**MATERIAL SHOWN**:
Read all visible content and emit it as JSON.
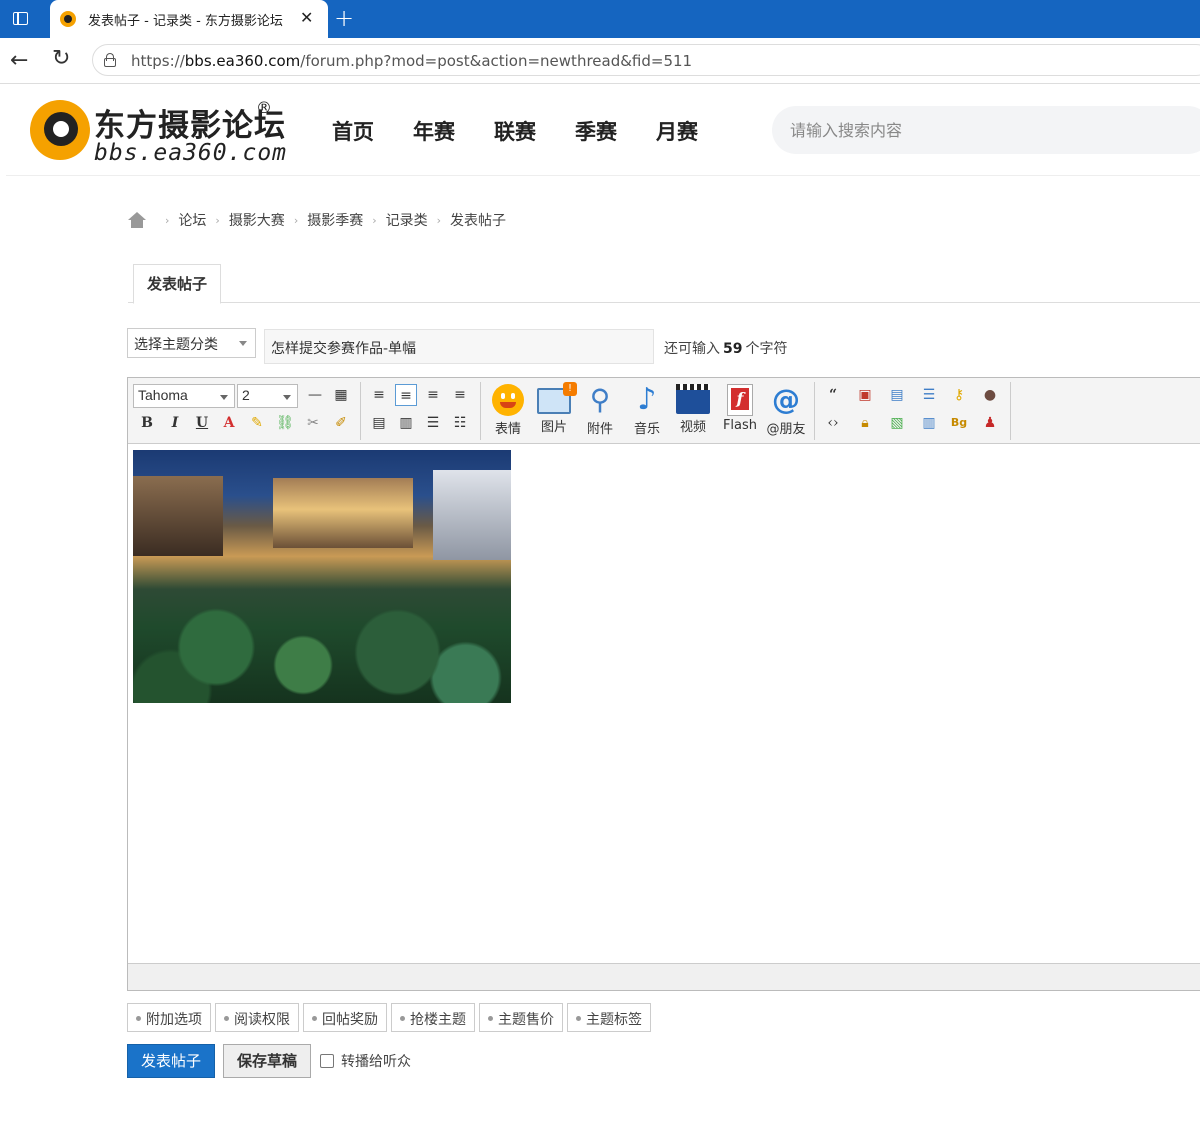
{
  "browser": {
    "tab_title": "发表帖子 - 记录类 - 东方摄影论坛",
    "url_scheme": "https://",
    "url_host": "bbs.ea360.com",
    "url_path": "/forum.php?mod=post&action=newthread&fid=511"
  },
  "site": {
    "logo_title": "东方摄影论坛",
    "logo_reg": "®",
    "logo_sub": "bbs.ea360.com",
    "nav": [
      "首页",
      "年赛",
      "联赛",
      "季赛",
      "月赛"
    ],
    "search_placeholder": "请输入搜索内容"
  },
  "breadcrumb": [
    "论坛",
    "摄影大赛",
    "摄影季赛",
    "记录类",
    "发表帖子"
  ],
  "breadcrumb_sep": "›",
  "tab_label": "发表帖子",
  "subject": {
    "type_select": "选择主题分类",
    "title_value": "怎样提交参赛作品-单幅",
    "remaining_prefix": "还可输入",
    "remaining_count": "59",
    "remaining_suffix": "个字符"
  },
  "editor": {
    "font": "Tahoma",
    "size": "2",
    "small_buttons": [
      "B",
      "I",
      "U",
      "A"
    ],
    "big_buttons": [
      "表情",
      "图片",
      "附件",
      "音乐",
      "视频",
      "Flash",
      "@朋友"
    ]
  },
  "options": [
    "附加选项",
    "阅读权限",
    "回帖奖励",
    "抢楼主题",
    "主题售价",
    "主题标签"
  ],
  "actions": {
    "post": "发表帖子",
    "draft": "保存草稿",
    "broadcast": "转播给听众"
  }
}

**TASK DESCRIPTION**: Pull out every line in the material above where "东方摄影论坛" occurs.

**EXERCISE ANSWER**:
    "tab_title": "发表帖子 - 记录类 - 东方摄影论坛",
    "logo_title": "东方摄影论坛",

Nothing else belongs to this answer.